-------- INPUT FOR THIS TASK

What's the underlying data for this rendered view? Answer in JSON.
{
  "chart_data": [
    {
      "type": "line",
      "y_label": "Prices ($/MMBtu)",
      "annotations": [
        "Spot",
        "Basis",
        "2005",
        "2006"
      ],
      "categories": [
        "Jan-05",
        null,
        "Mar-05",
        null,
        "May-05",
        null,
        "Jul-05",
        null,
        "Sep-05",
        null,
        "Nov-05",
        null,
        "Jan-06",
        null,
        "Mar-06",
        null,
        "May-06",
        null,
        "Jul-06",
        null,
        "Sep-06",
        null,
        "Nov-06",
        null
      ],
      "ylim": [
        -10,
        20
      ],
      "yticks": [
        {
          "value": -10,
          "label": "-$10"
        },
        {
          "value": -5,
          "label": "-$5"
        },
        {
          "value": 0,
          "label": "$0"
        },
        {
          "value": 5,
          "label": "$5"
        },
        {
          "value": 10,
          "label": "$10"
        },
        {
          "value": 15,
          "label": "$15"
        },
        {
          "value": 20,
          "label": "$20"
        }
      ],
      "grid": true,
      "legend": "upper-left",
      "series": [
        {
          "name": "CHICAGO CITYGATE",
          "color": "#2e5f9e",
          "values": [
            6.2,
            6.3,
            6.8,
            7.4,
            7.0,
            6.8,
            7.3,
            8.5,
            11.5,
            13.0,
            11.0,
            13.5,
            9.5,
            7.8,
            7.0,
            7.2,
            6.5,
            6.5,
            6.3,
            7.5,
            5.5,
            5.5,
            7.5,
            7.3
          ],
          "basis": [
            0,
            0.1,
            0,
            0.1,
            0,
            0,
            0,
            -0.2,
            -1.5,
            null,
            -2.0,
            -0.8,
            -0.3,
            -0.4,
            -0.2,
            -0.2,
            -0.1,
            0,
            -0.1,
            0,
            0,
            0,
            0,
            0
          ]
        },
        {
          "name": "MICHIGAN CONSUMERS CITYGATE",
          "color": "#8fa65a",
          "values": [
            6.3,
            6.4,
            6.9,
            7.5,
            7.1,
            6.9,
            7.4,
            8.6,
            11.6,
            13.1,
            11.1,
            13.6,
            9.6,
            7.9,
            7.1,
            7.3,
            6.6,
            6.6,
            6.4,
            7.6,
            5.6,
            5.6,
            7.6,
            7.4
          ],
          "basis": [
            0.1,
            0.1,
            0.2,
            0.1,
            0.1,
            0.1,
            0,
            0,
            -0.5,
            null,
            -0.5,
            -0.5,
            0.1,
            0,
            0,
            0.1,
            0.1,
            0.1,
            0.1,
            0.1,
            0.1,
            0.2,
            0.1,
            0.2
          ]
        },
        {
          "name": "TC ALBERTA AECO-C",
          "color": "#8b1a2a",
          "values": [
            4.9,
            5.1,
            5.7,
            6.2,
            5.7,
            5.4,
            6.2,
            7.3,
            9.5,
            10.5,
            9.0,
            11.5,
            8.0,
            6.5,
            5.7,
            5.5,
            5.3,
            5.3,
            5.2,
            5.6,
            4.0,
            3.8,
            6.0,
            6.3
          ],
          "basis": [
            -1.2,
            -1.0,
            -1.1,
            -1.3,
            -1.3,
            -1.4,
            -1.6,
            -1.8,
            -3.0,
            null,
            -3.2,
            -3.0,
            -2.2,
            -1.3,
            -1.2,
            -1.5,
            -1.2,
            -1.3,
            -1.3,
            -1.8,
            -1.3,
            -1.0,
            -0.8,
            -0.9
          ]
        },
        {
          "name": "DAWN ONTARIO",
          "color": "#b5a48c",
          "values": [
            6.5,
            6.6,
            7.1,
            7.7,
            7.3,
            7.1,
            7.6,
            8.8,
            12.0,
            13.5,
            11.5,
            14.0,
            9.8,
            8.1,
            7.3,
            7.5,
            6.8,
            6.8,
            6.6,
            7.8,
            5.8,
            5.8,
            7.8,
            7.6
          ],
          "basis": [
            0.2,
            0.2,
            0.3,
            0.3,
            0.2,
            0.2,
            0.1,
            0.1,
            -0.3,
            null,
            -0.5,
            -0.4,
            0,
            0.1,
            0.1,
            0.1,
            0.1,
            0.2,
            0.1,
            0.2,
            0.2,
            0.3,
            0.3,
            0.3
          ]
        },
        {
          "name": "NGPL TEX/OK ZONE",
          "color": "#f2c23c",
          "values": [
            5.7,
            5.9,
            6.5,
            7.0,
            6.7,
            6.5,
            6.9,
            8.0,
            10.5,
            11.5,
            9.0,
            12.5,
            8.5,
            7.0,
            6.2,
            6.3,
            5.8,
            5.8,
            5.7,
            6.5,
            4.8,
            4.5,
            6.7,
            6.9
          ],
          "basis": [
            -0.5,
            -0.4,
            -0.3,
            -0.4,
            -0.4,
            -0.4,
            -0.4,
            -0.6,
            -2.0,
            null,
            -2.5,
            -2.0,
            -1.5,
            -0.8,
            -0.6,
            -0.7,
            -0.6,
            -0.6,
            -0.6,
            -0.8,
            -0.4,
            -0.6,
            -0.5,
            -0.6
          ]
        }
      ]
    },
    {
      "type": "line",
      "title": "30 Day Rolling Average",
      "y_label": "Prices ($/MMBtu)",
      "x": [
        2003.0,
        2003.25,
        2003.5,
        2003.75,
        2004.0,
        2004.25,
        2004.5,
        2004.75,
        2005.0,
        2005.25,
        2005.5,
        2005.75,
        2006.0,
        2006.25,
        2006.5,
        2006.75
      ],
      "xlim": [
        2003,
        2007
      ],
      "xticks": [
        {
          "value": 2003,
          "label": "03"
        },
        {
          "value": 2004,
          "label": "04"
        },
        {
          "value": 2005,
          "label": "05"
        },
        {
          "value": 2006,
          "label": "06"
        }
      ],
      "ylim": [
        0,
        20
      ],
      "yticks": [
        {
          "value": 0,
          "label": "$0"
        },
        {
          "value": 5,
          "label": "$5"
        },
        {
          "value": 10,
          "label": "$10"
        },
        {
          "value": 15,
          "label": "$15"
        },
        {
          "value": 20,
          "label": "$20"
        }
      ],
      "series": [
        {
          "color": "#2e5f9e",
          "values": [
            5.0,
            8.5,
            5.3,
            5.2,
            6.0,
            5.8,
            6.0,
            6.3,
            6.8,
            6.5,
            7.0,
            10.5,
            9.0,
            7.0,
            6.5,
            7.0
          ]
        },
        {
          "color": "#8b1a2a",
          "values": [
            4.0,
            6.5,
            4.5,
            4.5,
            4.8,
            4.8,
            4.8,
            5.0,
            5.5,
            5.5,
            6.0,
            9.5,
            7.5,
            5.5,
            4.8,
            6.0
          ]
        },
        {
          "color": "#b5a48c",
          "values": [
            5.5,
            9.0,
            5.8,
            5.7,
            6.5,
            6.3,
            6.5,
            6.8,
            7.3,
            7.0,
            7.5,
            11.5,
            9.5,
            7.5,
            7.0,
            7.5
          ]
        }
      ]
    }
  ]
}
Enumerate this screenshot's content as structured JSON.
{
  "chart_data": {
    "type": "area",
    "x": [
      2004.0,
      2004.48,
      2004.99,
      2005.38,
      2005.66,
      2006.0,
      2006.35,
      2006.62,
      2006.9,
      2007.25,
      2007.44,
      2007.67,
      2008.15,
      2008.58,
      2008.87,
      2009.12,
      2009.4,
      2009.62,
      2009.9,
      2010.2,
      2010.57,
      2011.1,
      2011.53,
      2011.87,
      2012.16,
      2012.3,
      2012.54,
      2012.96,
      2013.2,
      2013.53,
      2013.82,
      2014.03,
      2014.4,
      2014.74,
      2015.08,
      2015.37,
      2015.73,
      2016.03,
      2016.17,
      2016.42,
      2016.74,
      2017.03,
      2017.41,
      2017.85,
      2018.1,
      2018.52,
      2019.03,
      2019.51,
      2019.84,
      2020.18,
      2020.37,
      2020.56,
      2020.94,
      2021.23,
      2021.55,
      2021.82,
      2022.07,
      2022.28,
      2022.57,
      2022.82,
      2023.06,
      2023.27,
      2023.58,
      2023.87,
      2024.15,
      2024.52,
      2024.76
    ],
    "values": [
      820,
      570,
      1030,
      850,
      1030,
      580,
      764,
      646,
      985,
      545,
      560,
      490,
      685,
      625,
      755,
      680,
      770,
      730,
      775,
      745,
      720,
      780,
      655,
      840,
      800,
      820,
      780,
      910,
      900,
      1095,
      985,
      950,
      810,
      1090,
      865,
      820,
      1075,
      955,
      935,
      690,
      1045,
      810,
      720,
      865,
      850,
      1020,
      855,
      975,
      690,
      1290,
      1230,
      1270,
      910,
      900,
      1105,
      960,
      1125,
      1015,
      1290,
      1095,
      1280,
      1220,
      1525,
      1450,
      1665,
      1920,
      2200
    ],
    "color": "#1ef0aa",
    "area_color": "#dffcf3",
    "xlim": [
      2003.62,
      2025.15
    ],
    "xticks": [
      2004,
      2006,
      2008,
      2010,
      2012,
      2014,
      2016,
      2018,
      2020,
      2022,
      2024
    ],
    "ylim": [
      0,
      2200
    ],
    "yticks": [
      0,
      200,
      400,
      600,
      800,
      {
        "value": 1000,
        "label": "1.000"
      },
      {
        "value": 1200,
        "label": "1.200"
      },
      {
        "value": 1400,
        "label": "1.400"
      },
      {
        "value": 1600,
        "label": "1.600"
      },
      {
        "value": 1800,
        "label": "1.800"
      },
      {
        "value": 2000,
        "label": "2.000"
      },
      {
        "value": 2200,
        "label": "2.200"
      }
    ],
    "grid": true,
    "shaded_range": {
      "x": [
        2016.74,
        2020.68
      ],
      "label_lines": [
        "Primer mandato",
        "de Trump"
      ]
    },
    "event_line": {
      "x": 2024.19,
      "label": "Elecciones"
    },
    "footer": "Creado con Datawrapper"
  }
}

----------------

» DIRECTIONS FOR THIS TASK
Tell how many lines of the records above hold the string "JSON". Give no other text.

» EXERCISE SOLUTION
2